**WHAT TO DO**
Copy all the data exactly, except the pictures.

**AVAILABLE DATA**
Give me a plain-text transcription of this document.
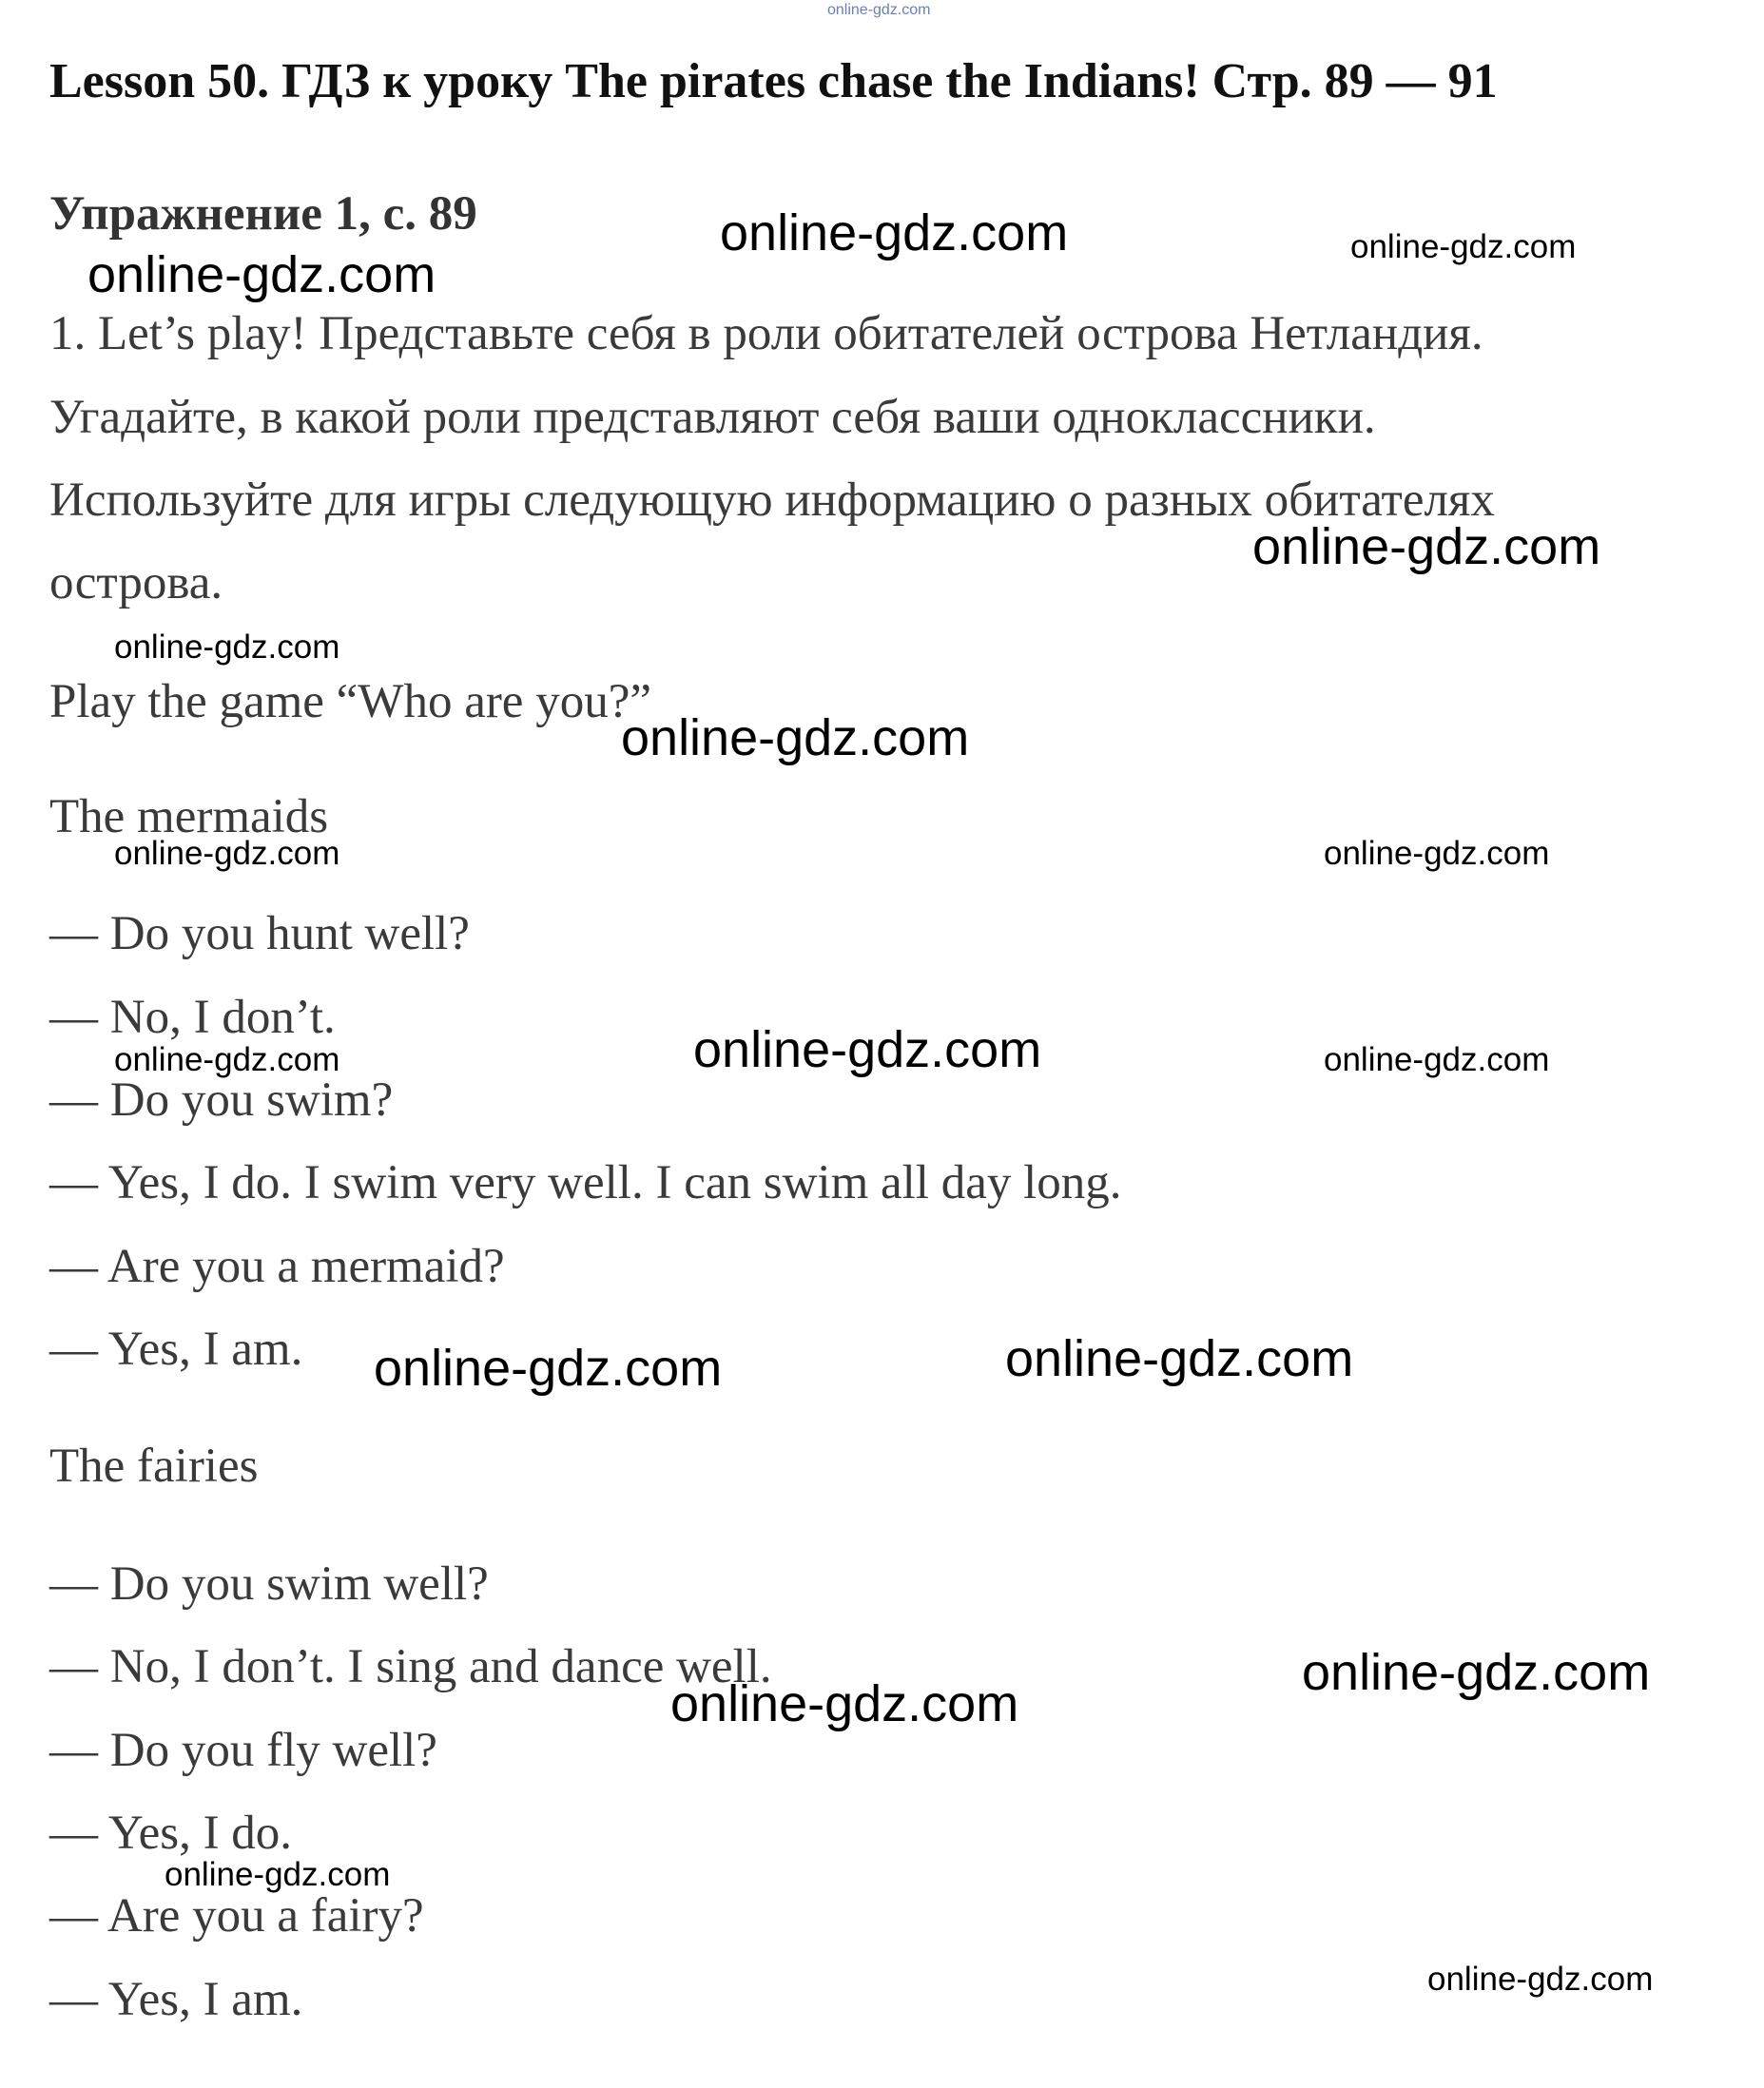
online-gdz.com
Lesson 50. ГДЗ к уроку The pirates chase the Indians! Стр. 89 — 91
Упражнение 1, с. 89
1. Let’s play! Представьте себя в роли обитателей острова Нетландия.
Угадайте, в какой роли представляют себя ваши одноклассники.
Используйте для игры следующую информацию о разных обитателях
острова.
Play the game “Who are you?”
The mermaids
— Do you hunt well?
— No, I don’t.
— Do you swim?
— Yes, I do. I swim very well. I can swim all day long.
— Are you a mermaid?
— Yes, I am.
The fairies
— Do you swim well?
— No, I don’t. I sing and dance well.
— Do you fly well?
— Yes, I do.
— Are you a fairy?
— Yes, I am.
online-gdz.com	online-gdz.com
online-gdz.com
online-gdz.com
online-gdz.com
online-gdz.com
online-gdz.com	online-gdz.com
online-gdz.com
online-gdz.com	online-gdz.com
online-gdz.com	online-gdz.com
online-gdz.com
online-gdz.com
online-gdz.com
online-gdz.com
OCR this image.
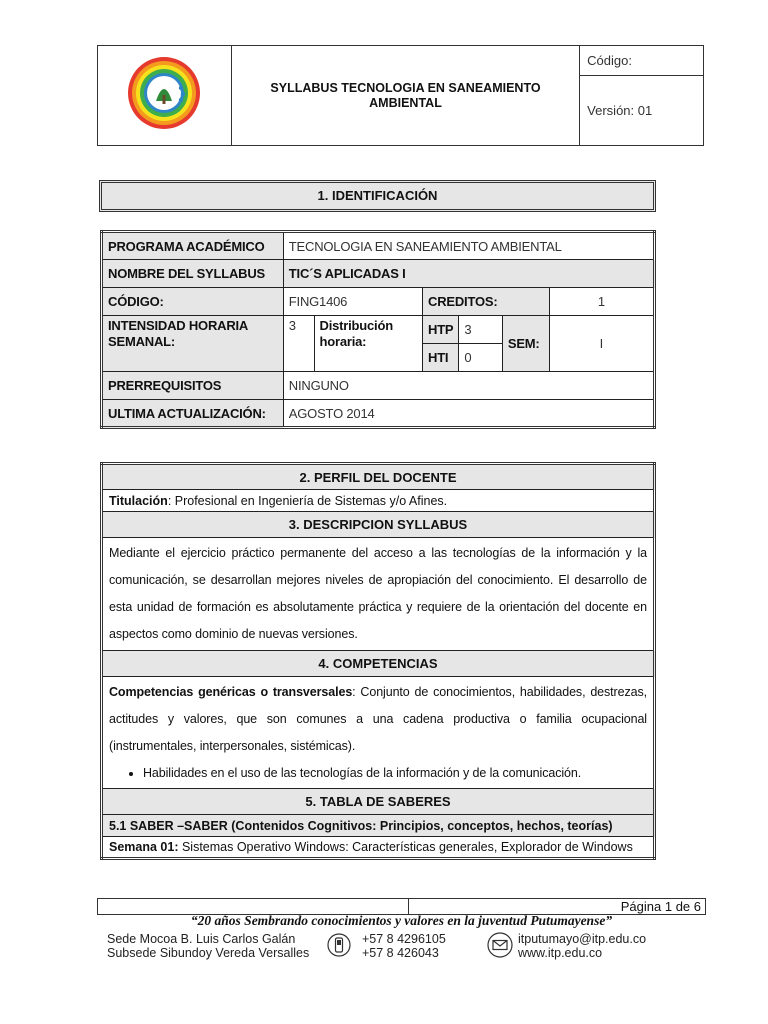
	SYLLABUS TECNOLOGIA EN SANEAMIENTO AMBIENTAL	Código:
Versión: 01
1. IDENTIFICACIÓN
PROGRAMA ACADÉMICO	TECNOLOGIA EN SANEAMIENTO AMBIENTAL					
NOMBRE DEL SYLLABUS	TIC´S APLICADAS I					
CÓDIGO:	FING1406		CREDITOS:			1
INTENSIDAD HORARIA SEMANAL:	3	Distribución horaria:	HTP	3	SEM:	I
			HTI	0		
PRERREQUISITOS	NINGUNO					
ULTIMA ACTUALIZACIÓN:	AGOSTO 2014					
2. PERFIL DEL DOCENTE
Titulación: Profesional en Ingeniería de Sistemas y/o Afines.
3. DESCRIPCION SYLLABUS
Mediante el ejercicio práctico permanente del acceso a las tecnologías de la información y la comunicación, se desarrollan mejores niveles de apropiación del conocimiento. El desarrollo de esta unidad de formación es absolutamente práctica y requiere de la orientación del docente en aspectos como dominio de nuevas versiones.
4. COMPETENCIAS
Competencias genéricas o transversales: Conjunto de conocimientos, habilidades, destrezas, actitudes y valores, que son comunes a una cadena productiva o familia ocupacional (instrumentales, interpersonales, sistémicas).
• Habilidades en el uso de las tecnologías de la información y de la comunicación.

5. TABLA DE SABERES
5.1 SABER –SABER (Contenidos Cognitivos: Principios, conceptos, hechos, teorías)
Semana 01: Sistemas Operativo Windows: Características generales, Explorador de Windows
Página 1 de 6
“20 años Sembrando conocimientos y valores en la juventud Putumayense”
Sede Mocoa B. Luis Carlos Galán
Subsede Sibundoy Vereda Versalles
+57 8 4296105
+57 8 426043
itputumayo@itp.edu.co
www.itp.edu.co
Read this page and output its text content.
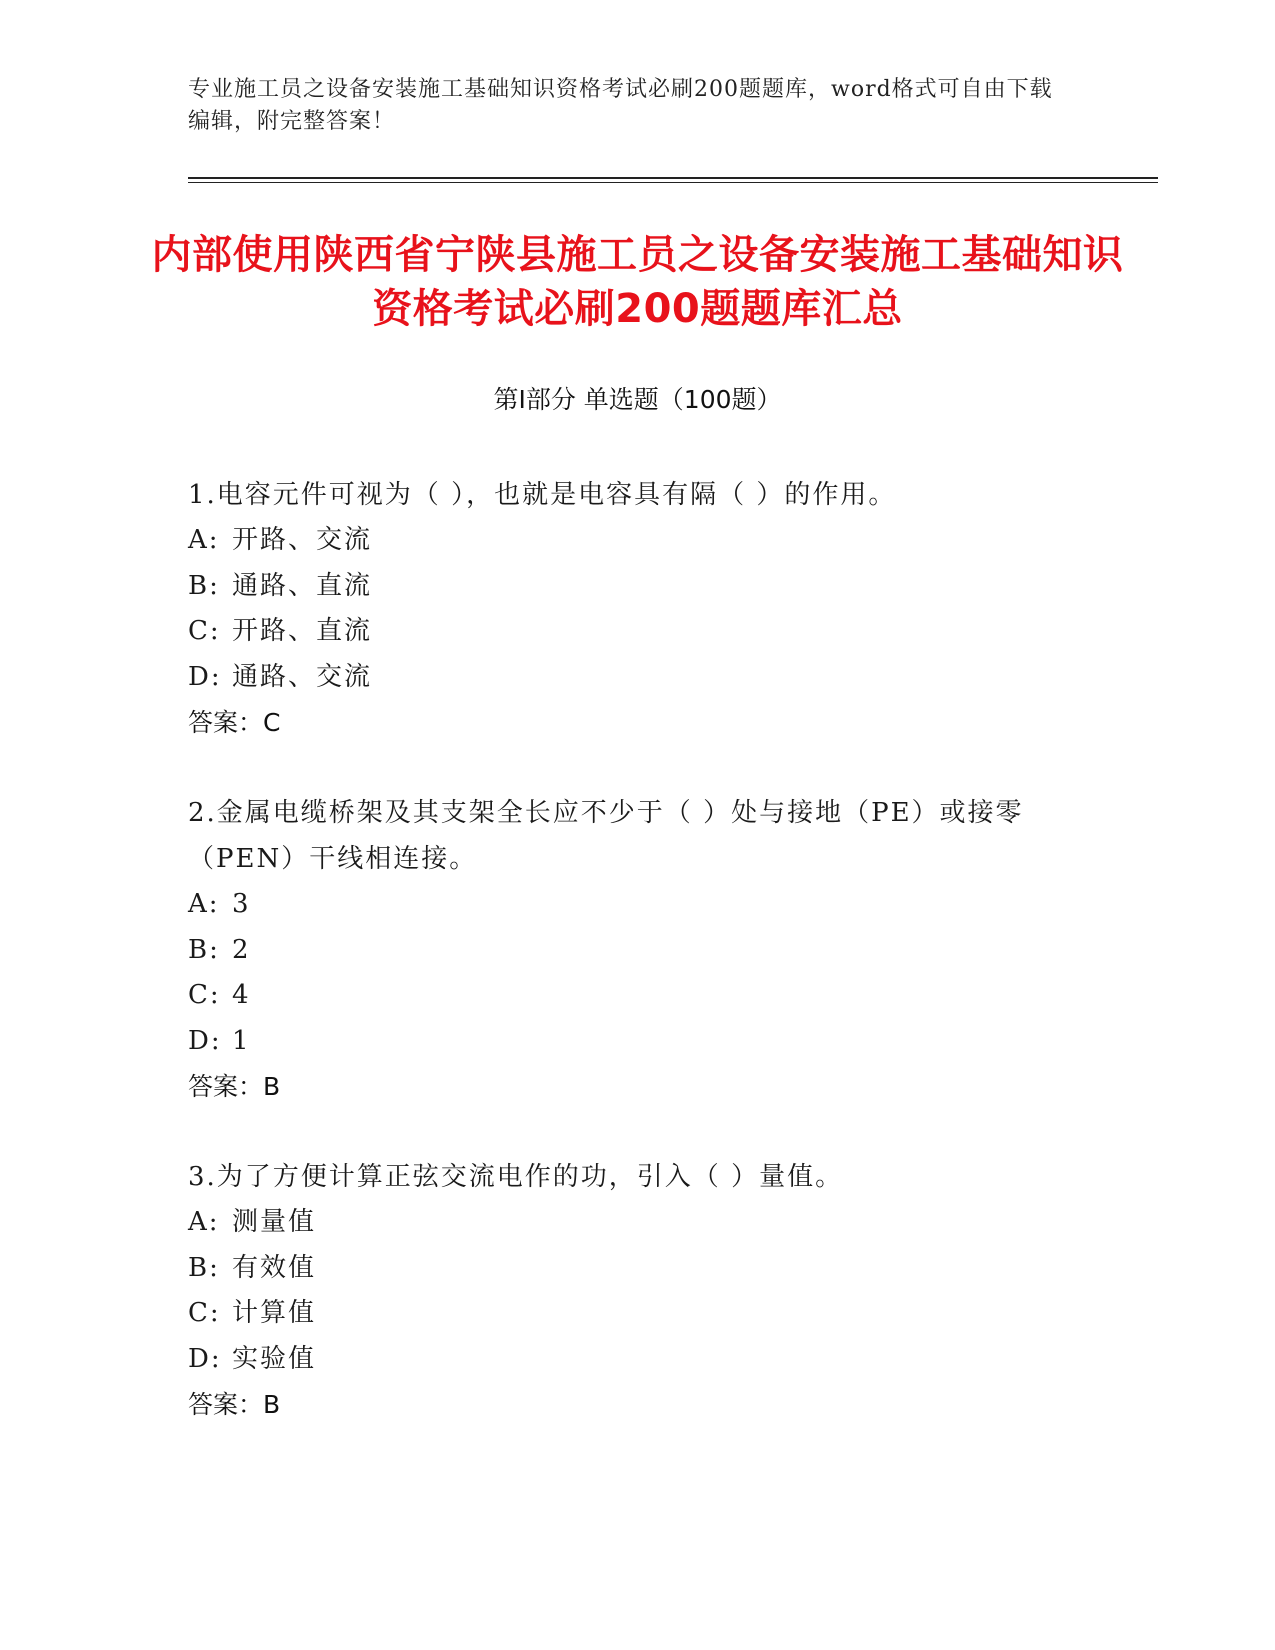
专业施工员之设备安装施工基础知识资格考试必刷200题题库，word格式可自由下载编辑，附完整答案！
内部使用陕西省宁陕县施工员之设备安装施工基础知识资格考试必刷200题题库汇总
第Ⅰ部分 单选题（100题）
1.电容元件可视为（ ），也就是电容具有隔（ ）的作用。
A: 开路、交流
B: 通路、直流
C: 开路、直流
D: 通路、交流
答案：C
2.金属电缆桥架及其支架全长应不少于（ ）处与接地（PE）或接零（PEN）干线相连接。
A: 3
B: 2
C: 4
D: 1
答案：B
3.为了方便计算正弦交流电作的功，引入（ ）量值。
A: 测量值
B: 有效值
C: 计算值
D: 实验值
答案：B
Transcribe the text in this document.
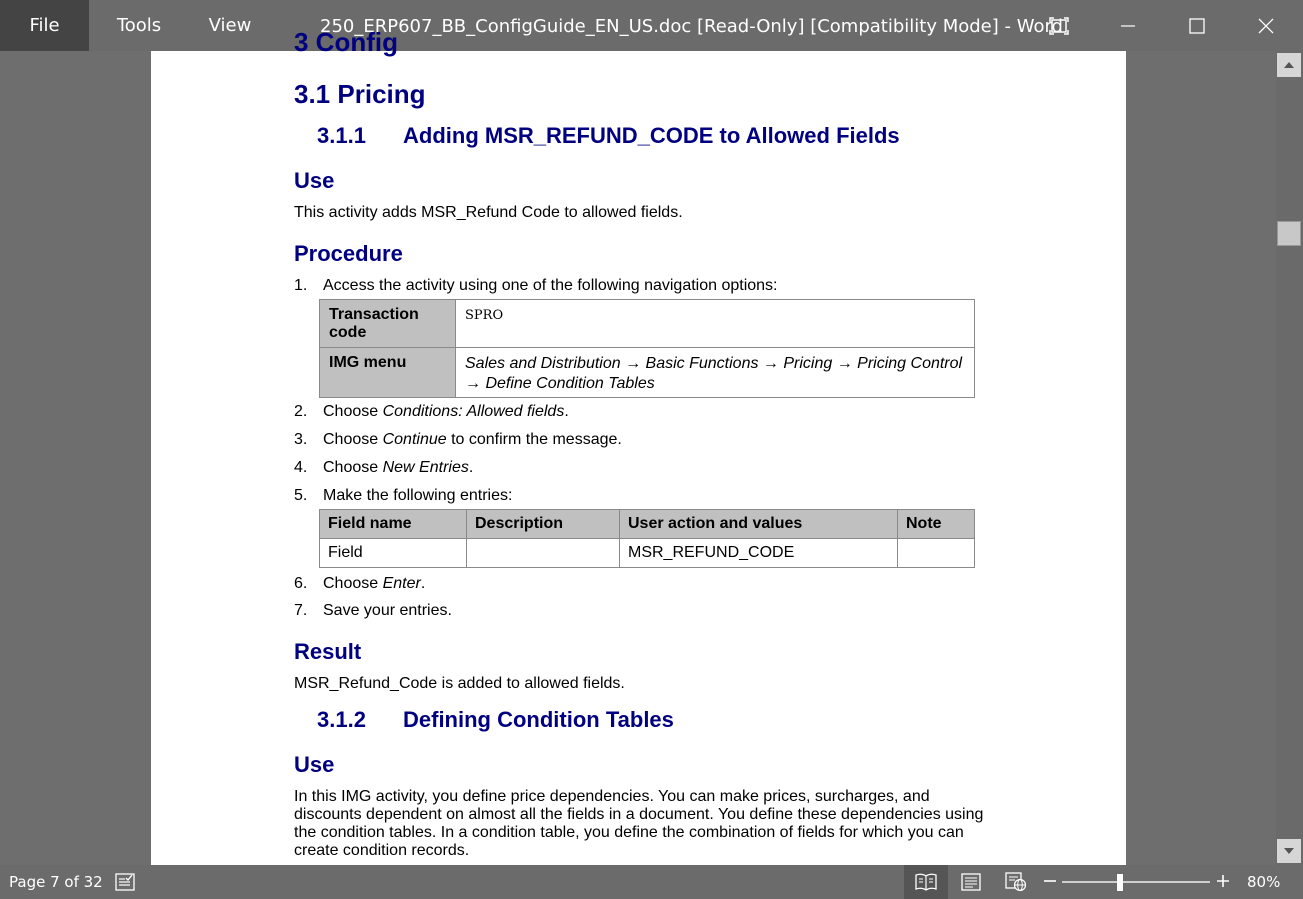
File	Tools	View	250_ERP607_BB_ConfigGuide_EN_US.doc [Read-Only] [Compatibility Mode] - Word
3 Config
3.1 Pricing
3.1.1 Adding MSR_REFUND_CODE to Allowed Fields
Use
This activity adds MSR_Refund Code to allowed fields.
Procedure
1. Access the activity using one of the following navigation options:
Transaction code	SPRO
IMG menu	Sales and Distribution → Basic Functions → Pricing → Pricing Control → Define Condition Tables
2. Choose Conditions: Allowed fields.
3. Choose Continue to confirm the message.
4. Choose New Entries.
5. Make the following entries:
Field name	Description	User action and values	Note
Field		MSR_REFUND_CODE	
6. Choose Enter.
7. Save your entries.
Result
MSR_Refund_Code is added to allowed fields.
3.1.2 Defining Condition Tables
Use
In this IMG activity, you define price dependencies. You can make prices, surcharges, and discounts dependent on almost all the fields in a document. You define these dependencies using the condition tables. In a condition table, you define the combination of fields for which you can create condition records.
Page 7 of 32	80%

**OUTPUT FOR THIS EXERCISE**
Give me a plain-text transcription of this document.
online-gdz.com
Lesson 50. ГДЗ к уроку The pirates chase the Indians! Стр. 89 — 91
Упражнение 1, с. 89
1. Let’s play! Представьте себя в роли обитателей острова Нетландия.
Угадайте, в какой роли представляют себя ваши одноклассники.
Используйте для игры следующую информацию о разных обитателях
острова.
Play the game “Who are you?”
The mermaids
— Do you hunt well?
— No, I don’t.
— Do you swim?
— Yes, I do. I swim very well. I can swim all day long.
— Are you a mermaid?
— Yes, I am.
The fairies
— Do you swim well?
— No, I don’t. I sing and dance well.
— Do you fly well?
— Yes, I do.
— Are you a fairy?
— Yes, I am.
online-gdz.com	online-gdz.com
online-gdz.com
online-gdz.com
online-gdz.com
online-gdz.com
online-gdz.com	online-gdz.com
online-gdz.com
online-gdz.com	online-gdz.com
online-gdz.com	online-gdz.com
online-gdz.com
online-gdz.com
online-gdz.com
online-gdz.com
OCR this image.
	SYLLABUS TECNOLOGIA EN SANEAMIENTO AMBIENTAL	Código:
Versión: 01
1. IDENTIFICACIÓN
PROGRAMA ACADÉMICO	TECNOLOGIA EN SANEAMIENTO AMBIENTAL					
NOMBRE DEL SYLLABUS	TIC´S APLICADAS I					
CÓDIGO:	FING1406		CREDITOS:			1
INTENSIDAD HORARIA SEMANAL:	3	Distribución horaria:	HTP	3	SEM:	I
			HTI	0		
PRERREQUISITOS	NINGUNO					
ULTIMA ACTUALIZACIÓN:	AGOSTO 2014					
2. PERFIL DEL DOCENTE
Titulación: Profesional en Ingeniería de Sistemas y/o Afines.
3. DESCRIPCION SYLLABUS
Mediante el ejercicio práctico permanente del acceso a las tecnologías de la información y la comunicación, se desarrollan mejores niveles de apropiación del conocimiento. El desarrollo de esta unidad de formación es absolutamente práctica y requiere de la orientación del docente en aspectos como dominio de nuevas versiones.
4. COMPETENCIAS
Competencias genéricas o transversales: Conjunto de conocimientos, habilidades, destrezas, actitudes y valores, que son comunes a una cadena productiva o familia ocupacional (instrumentales, interpersonales, sistémicas).
• Habilidades en el uso de las tecnologías de la información y de la comunicación.

5. TABLA DE SABERES
5.1 SABER –SABER (Contenidos Cognitivos: Principios, conceptos, hechos, teorías)
Semana 01: Sistemas Operativo Windows: Características generales, Explorador de Windows
Página 1 de 6
“20 años Sembrando conocimientos y valores en la juventud Putumayense”
Sede Mocoa B. Luis Carlos Galán
Subsede Sibundoy Vereda Versalles
+57 8 4296105
+57 8 426043
itputumayo@itp.edu.co
www.itp.edu.co
Read this page and output its text content.
专业施工员之设备安装施工基础知识资格考试必刷200题题库，word格式可自由下载编辑，附完整答案！
内部使用陕西省宁陕县施工员之设备安装施工基础知识资格考试必刷200题题库汇总
第Ⅰ部分 单选题（100题）
1.电容元件可视为（ ），也就是电容具有隔（ ）的作用。
A: 开路、交流
B: 通路、直流
C: 开路、直流
D: 通路、交流
答案：C
2.金属电缆桥架及其支架全长应不少于（ ）处与接地（PE）或接零（PEN）干线相连接。
A: 3
B: 2
C: 4
D: 1
答案：B
3.为了方便计算正弦交流电作的功，引入（ ）量值。
A: 测量值
B: 有效值
C: 计算值
D: 实验值
答案：B
Transcribe the text in this document.
File	Tools	View	250_ERP607_BB_ConfigGuide_EN_US.doc [Read-Only] [Compatibility Mode] - Word
3 Config
3.1 Pricing
3.1.1 Adding MSR_REFUND_CODE to Allowed Fields
Use
This activity adds MSR_Refund Code to allowed fields.
Procedure
1. Access the activity using one of the following navigation options:
Transaction code	SPRO
IMG menu	Sales and Distribution → Basic Functions → Pricing → Pricing Control → Define Condition Tables
2. Choose Conditions: Allowed fields.
3. Choose Continue to confirm the message.
4. Choose New Entries.
5. Make the following entries:
Field name	Description	User action and values	Note
Field		MSR_REFUND_CODE	
6. Choose Enter.
7. Save your entries.
Result
MSR_Refund_Code is added to allowed fields.
3.1.2 Defining Condition Tables
Use
In this IMG activity, you define price dependencies. You can make prices, surcharges, and discounts dependent on almost all the fields in a document. You define these dependencies using the condition tables. In a condition table, you define the combination of fields for which you can create condition records.
Page 7 of 32	80%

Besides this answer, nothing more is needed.